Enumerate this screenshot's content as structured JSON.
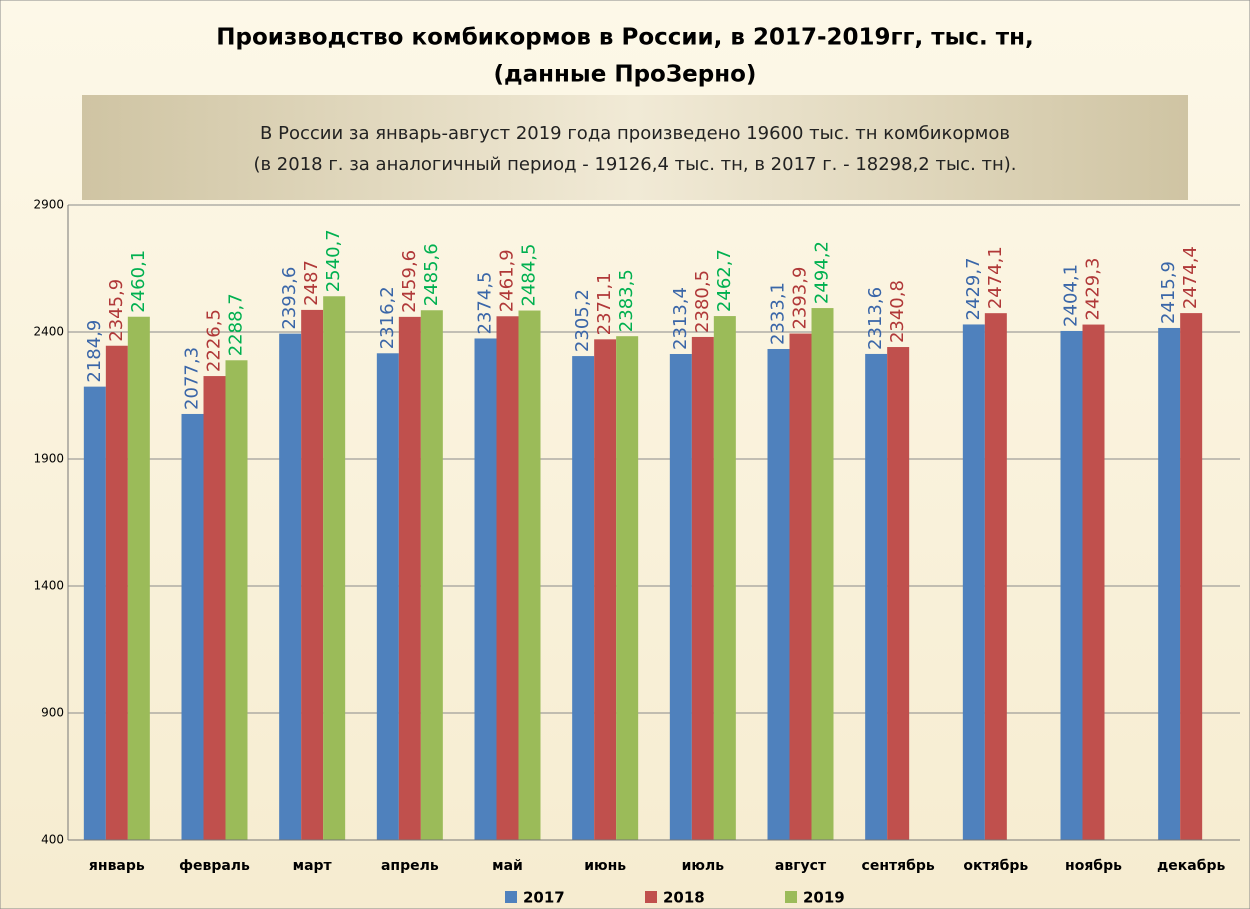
{
  "chart_data": {
    "type": "bar",
    "title": [
      "Производство комбикормов в России, в 2017-2019гг, тыс. тн,",
      "(данные ПроЗерно)"
    ],
    "subtitle": [
      "В России за январь-август 2019 года произведено 19600 тыс. тн комбикормов",
      "(в 2018 г. за аналогичный период - 19126,4 тыс. тн, в 2017 г. - 18298,2 тыс. тн)."
    ],
    "categories": [
      "январь",
      "февраль",
      "март",
      "апрель",
      "май",
      "июнь",
      "июль",
      "август",
      "сентябрь",
      "октябрь",
      "ноябрь",
      "декабрь"
    ],
    "series": [
      {
        "name": "2017",
        "color": "#4f81bd",
        "label_color": "#3a66a8",
        "values": [
          2184.9,
          2077.3,
          2393.6,
          2316.2,
          2374.5,
          2305.2,
          2313.4,
          2333.1,
          2313.6,
          2429.7,
          2404.1,
          2415.9
        ],
        "value_labels": [
          "2184,9",
          "2077,3",
          "2393,6",
          "2316,2",
          "2374,5",
          "2305,2",
          "2313,4",
          "2333,1",
          "2313,6",
          "2429,7",
          "2404,1",
          "2415,9"
        ]
      },
      {
        "name": "2018",
        "color": "#c0504d",
        "label_color": "#b03838",
        "values": [
          2345.9,
          2226.5,
          2487,
          2459.6,
          2461.9,
          2371.1,
          2380.5,
          2393.9,
          2340.8,
          2474.1,
          2429.3,
          2474.4
        ],
        "value_labels": [
          "2345,9",
          "2226,5",
          "2487",
          "2459,6",
          "2461,9",
          "2371,1",
          "2380,5",
          "2393,9",
          "2340,8",
          "2474,1",
          "2429,3",
          "2474,4"
        ]
      },
      {
        "name": "2019",
        "color": "#9bbb59",
        "label_color": "#00b050",
        "values": [
          2460.1,
          2288.7,
          2540.7,
          2485.6,
          2484.5,
          2383.5,
          2462.7,
          2494.2,
          null,
          null,
          null,
          null
        ],
        "value_labels": [
          "2460,1",
          "2288,7",
          "2540,7",
          "2485,6",
          "2484,5",
          "2383,5",
          "2462,7",
          "2494,2",
          null,
          null,
          null,
          null
        ]
      }
    ],
    "ylim": [
      400,
      2900
    ],
    "yticks": [
      400,
      900,
      1400,
      1900,
      2400,
      2900
    ],
    "grid": true,
    "legend": "bottom"
  }
}
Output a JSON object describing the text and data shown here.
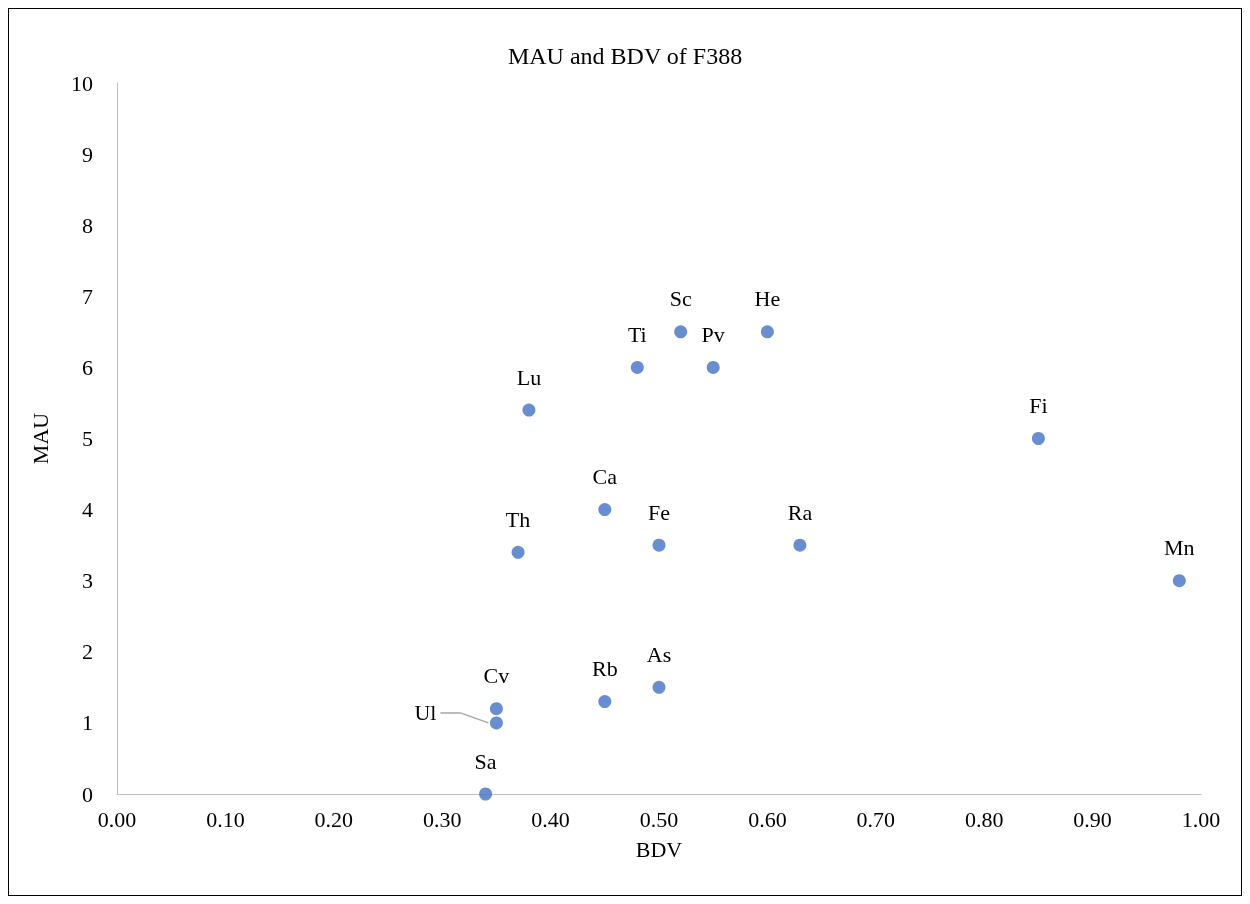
{
  "chart_data": {
    "type": "scatter",
    "title": "MAU and BDV of F388",
    "xlabel": "BDV",
    "ylabel": "MAU",
    "x": [
      0.34,
      0.35,
      0.35,
      0.45,
      0.5,
      0.37,
      0.45,
      0.5,
      0.63,
      0.98,
      0.38,
      0.48,
      0.52,
      0.55,
      0.6,
      0.85
    ],
    "series": [
      {
        "color": "#4472c4",
        "values": [
          0,
          1.0,
          1.2,
          1.3,
          1.5,
          3.4,
          4.0,
          3.5,
          3.5,
          3.0,
          5.4,
          6.0,
          6.5,
          6.0,
          6.5,
          5.0
        ]
      }
    ],
    "annotations": [
      {
        "text": "Sa",
        "x": 0.34,
        "y": 0
      },
      {
        "text": "Ul",
        "x": 0.35,
        "y": 1.0
      },
      {
        "text": "Cv",
        "x": 0.35,
        "y": 1.2
      },
      {
        "text": "Rb",
        "x": 0.45,
        "y": 1.3
      },
      {
        "text": "As",
        "x": 0.5,
        "y": 1.5
      },
      {
        "text": "Th",
        "x": 0.37,
        "y": 3.4
      },
      {
        "text": "Ca",
        "x": 0.45,
        "y": 4.0
      },
      {
        "text": "Fe",
        "x": 0.5,
        "y": 3.5
      },
      {
        "text": "Ra",
        "x": 0.63,
        "y": 3.5
      },
      {
        "text": "Mn",
        "x": 0.98,
        "y": 3.0
      },
      {
        "text": "Lu",
        "x": 0.38,
        "y": 5.4
      },
      {
        "text": "Ti",
        "x": 0.48,
        "y": 6.0
      },
      {
        "text": "Sc",
        "x": 0.52,
        "y": 6.5
      },
      {
        "text": "Pv",
        "x": 0.55,
        "y": 6.0
      },
      {
        "text": "He",
        "x": 0.6,
        "y": 6.5
      },
      {
        "text": "Fi",
        "x": 0.85,
        "y": 5.0
      }
    ],
    "xlim": [
      0,
      1
    ],
    "xticks": [
      {
        "value": 0,
        "label": "0.00"
      },
      {
        "value": 0.1,
        "label": "0.10"
      },
      {
        "value": 0.2,
        "label": "0.20"
      },
      {
        "value": 0.3,
        "label": "0.30"
      },
      {
        "value": 0.4,
        "label": "0.40"
      },
      {
        "value": 0.5,
        "label": "0.50"
      },
      {
        "value": 0.6,
        "label": "0.60"
      },
      {
        "value": 0.7,
        "label": "0.70"
      },
      {
        "value": 0.8,
        "label": "0.80"
      },
      {
        "value": 0.9,
        "label": "0.90"
      },
      {
        "value": 1,
        "label": "1.00"
      }
    ],
    "ylim": [
      0,
      10
    ],
    "yticks": [
      0,
      1,
      2,
      3,
      4,
      5,
      6,
      7,
      8,
      9,
      10
    ],
    "grid": false,
    "marker": "circle"
  }
}
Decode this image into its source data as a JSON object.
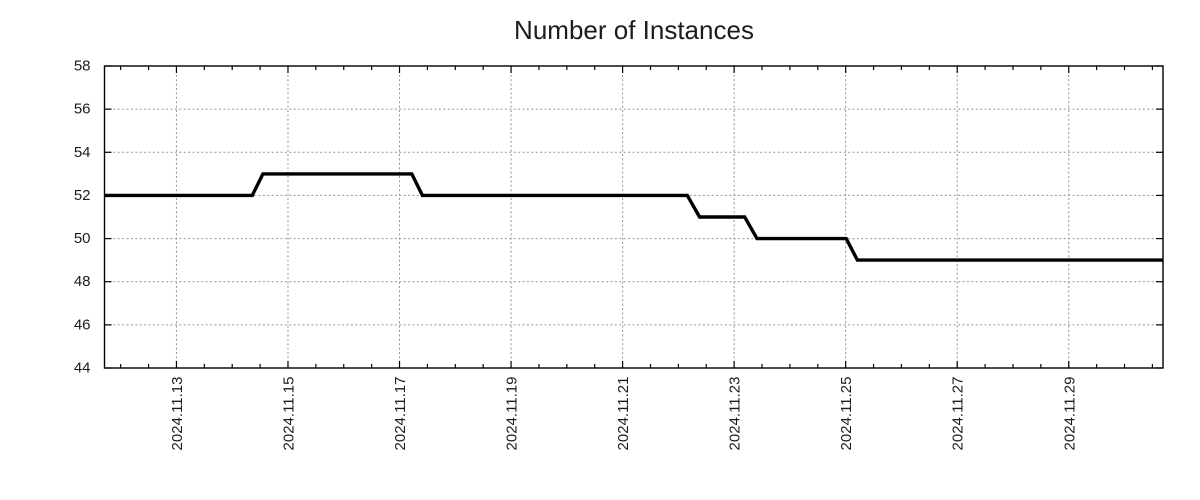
{
  "chart_data": {
    "type": "line",
    "title": "Number of Instances",
    "xlabel": "",
    "ylabel": "",
    "x_unit": "date (fractional day of November 2024)",
    "xlim_days": [
      11.71,
      30.69
    ],
    "ylim": [
      44,
      58
    ],
    "yticks": [
      44,
      46,
      48,
      50,
      52,
      54,
      56,
      58
    ],
    "xticks": [
      {
        "day": 13,
        "label": "2024.11.13"
      },
      {
        "day": 15,
        "label": "2024.11.15"
      },
      {
        "day": 17,
        "label": "2024.11.17"
      },
      {
        "day": 19,
        "label": "2024.11.19"
      },
      {
        "day": 21,
        "label": "2024.11.21"
      },
      {
        "day": 23,
        "label": "2024.11.23"
      },
      {
        "day": 25,
        "label": "2024.11.25"
      },
      {
        "day": 27,
        "label": "2024.11.27"
      },
      {
        "day": 29,
        "label": "2024.11.29"
      }
    ],
    "minor_xtick_interval_days": 0.5,
    "grid": true,
    "legend": "none",
    "series": [
      {
        "name": "Number of Instances",
        "style": "step-like line, no markers",
        "points_day_value": [
          [
            11.71,
            52
          ],
          [
            14.36,
            52
          ],
          [
            14.55,
            53
          ],
          [
            17.22,
            53
          ],
          [
            17.41,
            52
          ],
          [
            22.16,
            52
          ],
          [
            22.38,
            51
          ],
          [
            23.19,
            51
          ],
          [
            23.41,
            50
          ],
          [
            25.01,
            50
          ],
          [
            25.21,
            49
          ],
          [
            30.69,
            49
          ]
        ]
      }
    ],
    "colors": {
      "line": "#000000",
      "grid": "#949494",
      "axis": "#000000",
      "text": "#1c1c1c",
      "background": "#ffffff"
    }
  }
}
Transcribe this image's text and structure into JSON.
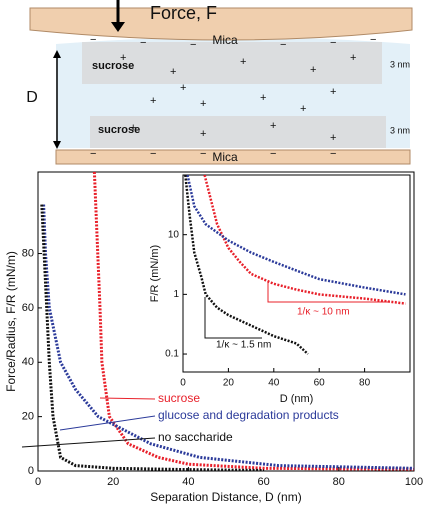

......

→ **CHALLENGE**: In the listing above, locate each line with "JSON" and copy it.

→ **THE REPLY**:
Enumerate this screenshot's content as structured JSON.
Output a JSON object describing the text and data shown here.
Decode this image into its source data as a JSON object.
Transcribe this image's text and structure into JSON.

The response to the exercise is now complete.